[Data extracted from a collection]
-----

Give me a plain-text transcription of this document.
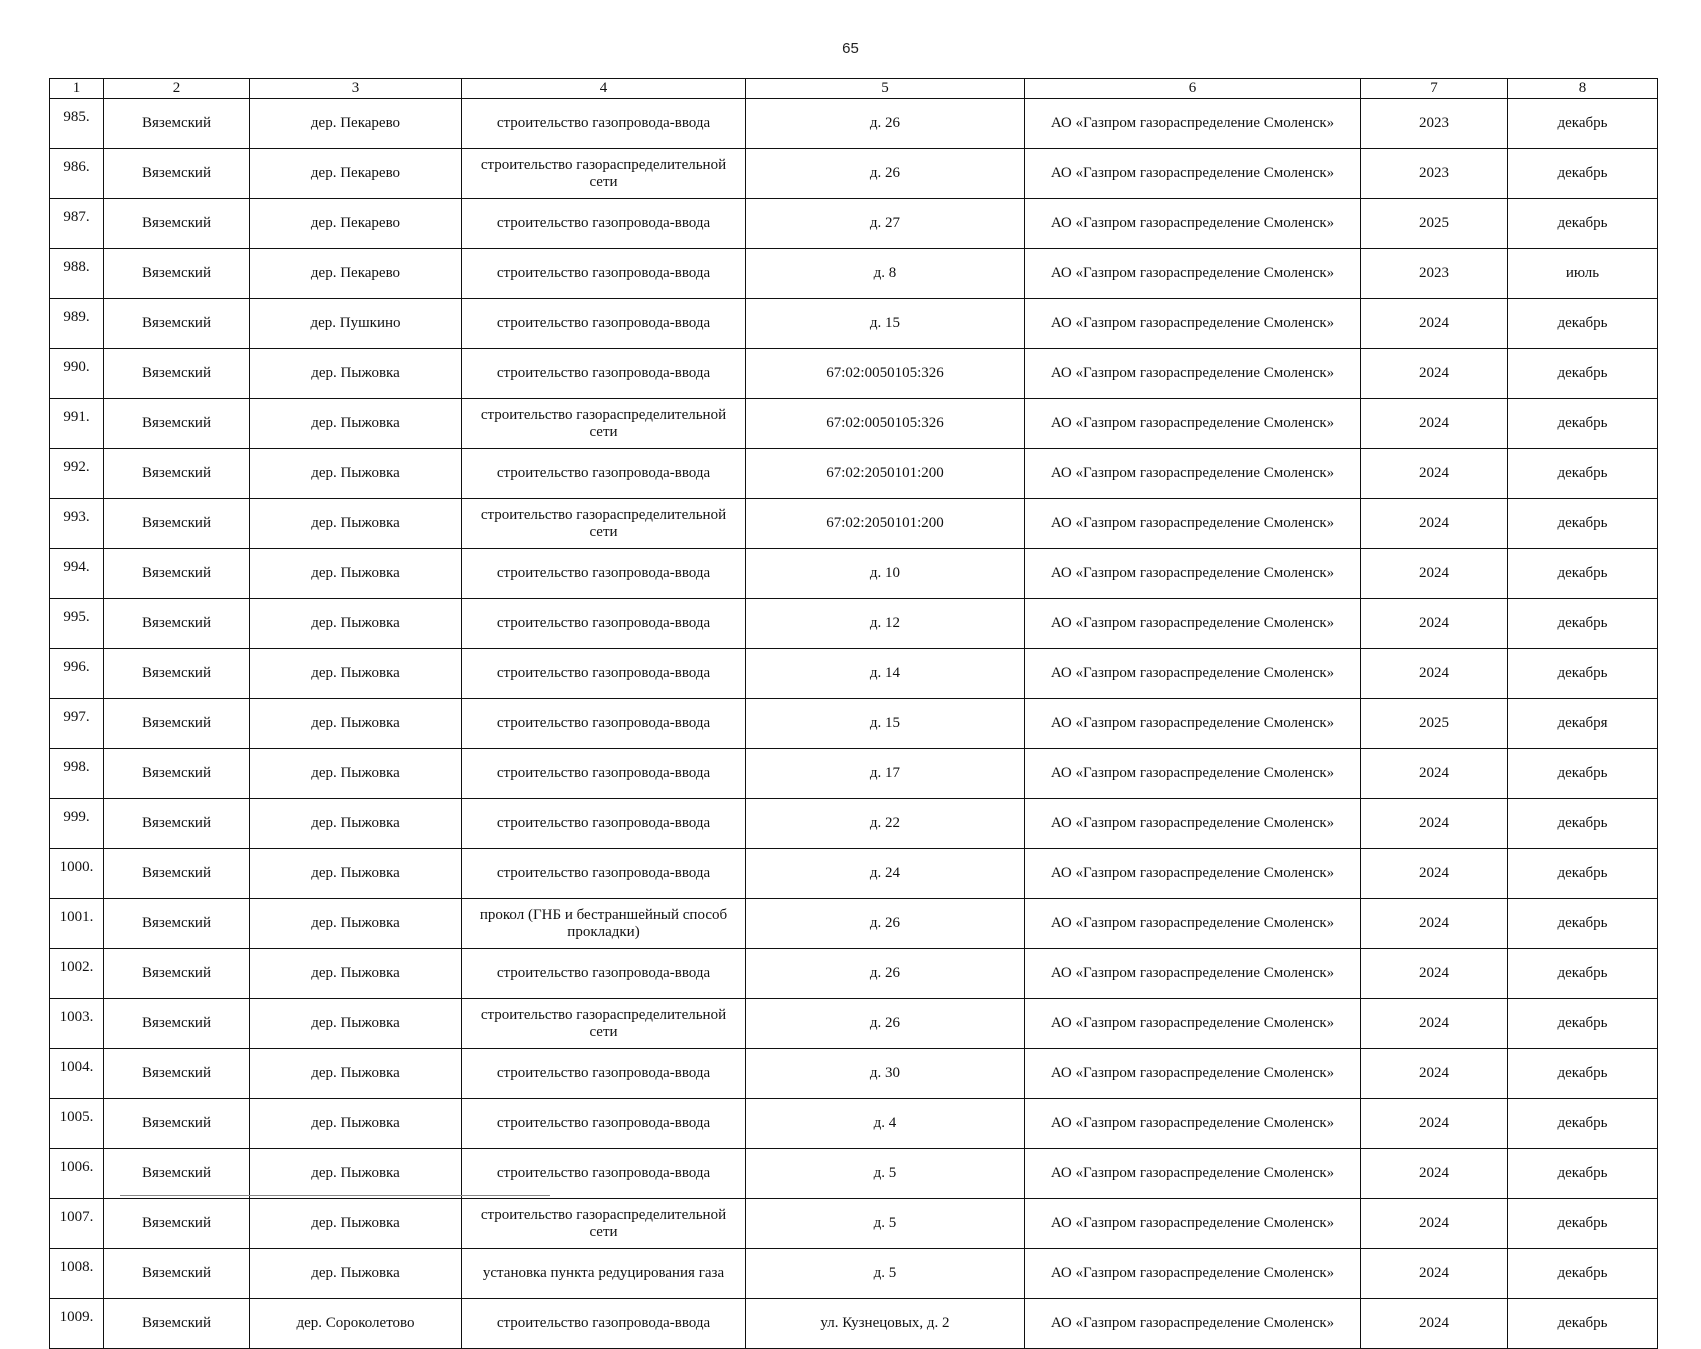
65
1	2	3	4	5	6	7	8
985.	Вяземский	дер. Пекарево	строительство газопровода-ввода	д. 26	АО «Газпром газораспределение Смоленск»	2023	декабрь
986.	Вяземский	дер. Пекарево	строительство газораспределительной сети	д. 26	АО «Газпром газораспределение Смоленск»	2023	декабрь
987.	Вяземский	дер. Пекарево	строительство газопровода-ввода	д. 27	АО «Газпром газораспределение Смоленск»	2025	декабрь
988.	Вяземский	дер. Пекарево	строительство газопровода-ввода	д. 8	АО «Газпром газораспределение Смоленск»	2023	июль
989.	Вяземский	дер. Пушкино	строительство газопровода-ввода	д. 15	АО «Газпром газораспределение Смоленск»	2024	декабрь
990.	Вяземский	дер. Пыжовка	строительство газопровода-ввода	67:02:0050105:326	АО «Газпром газораспределение Смоленск»	2024	декабрь
991.	Вяземский	дер. Пыжовка	строительство газораспределительной сети	67:02:0050105:326	АО «Газпром газораспределение Смоленск»	2024	декабрь
992.	Вяземский	дер. Пыжовка	строительство газопровода-ввода	67:02:2050101:200	АО «Газпром газораспределение Смоленск»	2024	декабрь
993.	Вяземский	дер. Пыжовка	строительство газораспределительной сети	67:02:2050101:200	АО «Газпром газораспределение Смоленск»	2024	декабрь
994.	Вяземский	дер. Пыжовка	строительство газопровода-ввода	д. 10	АО «Газпром газораспределение Смоленск»	2024	декабрь
995.	Вяземский	дер. Пыжовка	строительство газопровода-ввода	д. 12	АО «Газпром газораспределение Смоленск»	2024	декабрь
996.	Вяземский	дер. Пыжовка	строительство газопровода-ввода	д. 14	АО «Газпром газораспределение Смоленск»	2024	декабрь
997.	Вяземский	дер. Пыжовка	строительство газопровода-ввода	д. 15	АО «Газпром газораспределение Смоленск»	2025	декабря
998.	Вяземский	дер. Пыжовка	строительство газопровода-ввода	д. 17	АО «Газпром газораспределение Смоленск»	2024	декабрь
999.	Вяземский	дер. Пыжовка	строительство газопровода-ввода	д. 22	АО «Газпром газораспределение Смоленск»	2024	декабрь
1000.	Вяземский	дер. Пыжовка	строительство газопровода-ввода	д. 24	АО «Газпром газораспределение Смоленск»	2024	декабрь
1001.	Вяземский	дер. Пыжовка	прокол (ГНБ и бестраншейный способ прокладки)	д. 26	АО «Газпром газораспределение Смоленск»	2024	декабрь
1002.	Вяземский	дер. Пыжовка	строительство газопровода-ввода	д. 26	АО «Газпром газораспределение Смоленск»	2024	декабрь
1003.	Вяземский	дер. Пыжовка	строительство газораспределительной сети	д. 26	АО «Газпром газораспределение Смоленск»	2024	декабрь
1004.	Вяземский	дер. Пыжовка	строительство газопровода-ввода	д. 30	АО «Газпром газораспределение Смоленск»	2024	декабрь
1005.	Вяземский	дер. Пыжовка	строительство газопровода-ввода	д. 4	АО «Газпром газораспределение Смоленск»	2024	декабрь
1006.	Вяземский	дер. Пыжовка	строительство газопровода-ввода	д. 5	АО «Газпром газораспределение Смоленск»	2024	декабрь
1007.	Вяземский	дер. Пыжовка	строительство газораспределительной сети	д. 5	АО «Газпром газораспределение Смоленск»	2024	декабрь
1008.	Вяземский	дер. Пыжовка	установка пункта редуцирования газа	д. 5	АО «Газпром газораспределение Смоленск»	2024	декабрь
1009.	Вяземский	дер. Сороколетово	строительство газопровода-ввода	ул. Кузнецовых, д. 2	АО «Газпром газораспределение Смоленск»	2024	декабрь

-----

-- What the exercise asks --
Can the entries above be repeated exactly, without their pictures?

-- Solution for this task --
Give me a plain-text transcription of this document.
65
1	2	3	4	5	6	7	8
985.	Вяземский	дер. Пекарево	строительство газопровода-ввода	д. 26	АО «Газпром газораспределение Смоленск»	2023	декабрь
986.	Вяземский	дер. Пекарево	строительство газораспределительной сети	д. 26	АО «Газпром газораспределение Смоленск»	2023	декабрь
987.	Вяземский	дер. Пекарево	строительство газопровода-ввода	д. 27	АО «Газпром газораспределение Смоленск»	2025	декабрь
988.	Вяземский	дер. Пекарево	строительство газопровода-ввода	д. 8	АО «Газпром газораспределение Смоленск»	2023	июль
989.	Вяземский	дер. Пушкино	строительство газопровода-ввода	д. 15	АО «Газпром газораспределение Смоленск»	2024	декабрь
990.	Вяземский	дер. Пыжовка	строительство газопровода-ввода	67:02:0050105:326	АО «Газпром газораспределение Смоленск»	2024	декабрь
991.	Вяземский	дер. Пыжовка	строительство газораспределительной сети	67:02:0050105:326	АО «Газпром газораспределение Смоленск»	2024	декабрь
992.	Вяземский	дер. Пыжовка	строительство газопровода-ввода	67:02:2050101:200	АО «Газпром газораспределение Смоленск»	2024	декабрь
993.	Вяземский	дер. Пыжовка	строительство газораспределительной сети	67:02:2050101:200	АО «Газпром газораспределение Смоленск»	2024	декабрь
994.	Вяземский	дер. Пыжовка	строительство газопровода-ввода	д. 10	АО «Газпром газораспределение Смоленск»	2024	декабрь
995.	Вяземский	дер. Пыжовка	строительство газопровода-ввода	д. 12	АО «Газпром газораспределение Смоленск»	2024	декабрь
996.	Вяземский	дер. Пыжовка	строительство газопровода-ввода	д. 14	АО «Газпром газораспределение Смоленск»	2024	декабрь
997.	Вяземский	дер. Пыжовка	строительство газопровода-ввода	д. 15	АО «Газпром газораспределение Смоленск»	2025	декабря
998.	Вяземский	дер. Пыжовка	строительство газопровода-ввода	д. 17	АО «Газпром газораспределение Смоленск»	2024	декабрь
999.	Вяземский	дер. Пыжовка	строительство газопровода-ввода	д. 22	АО «Газпром газораспределение Смоленск»	2024	декабрь
1000.	Вяземский	дер. Пыжовка	строительство газопровода-ввода	д. 24	АО «Газпром газораспределение Смоленск»	2024	декабрь
1001.	Вяземский	дер. Пыжовка	прокол (ГНБ и бестраншейный способ прокладки)	д. 26	АО «Газпром газораспределение Смоленск»	2024	декабрь
1002.	Вяземский	дер. Пыжовка	строительство газопровода-ввода	д. 26	АО «Газпром газораспределение Смоленск»	2024	декабрь
1003.	Вяземский	дер. Пыжовка	строительство газораспределительной сети	д. 26	АО «Газпром газораспределение Смоленск»	2024	декабрь
1004.	Вяземский	дер. Пыжовка	строительство газопровода-ввода	д. 30	АО «Газпром газораспределение Смоленск»	2024	декабрь
1005.	Вяземский	дер. Пыжовка	строительство газопровода-ввода	д. 4	АО «Газпром газораспределение Смоленск»	2024	декабрь
1006.	Вяземский	дер. Пыжовка	строительство газопровода-ввода	д. 5	АО «Газпром газораспределение Смоленск»	2024	декабрь
1007.	Вяземский	дер. Пыжовка	строительство газораспределительной сети	д. 5	АО «Газпром газораспределение Смоленск»	2024	декабрь
1008.	Вяземский	дер. Пыжовка	установка пункта редуцирования газа	д. 5	АО «Газпром газораспределение Смоленск»	2024	декабрь
1009.	Вяземский	дер. Сороколетово	строительство газопровода-ввода	ул. Кузнецовых, д. 2	АО «Газпром газораспределение Смоленск»	2024	декабрь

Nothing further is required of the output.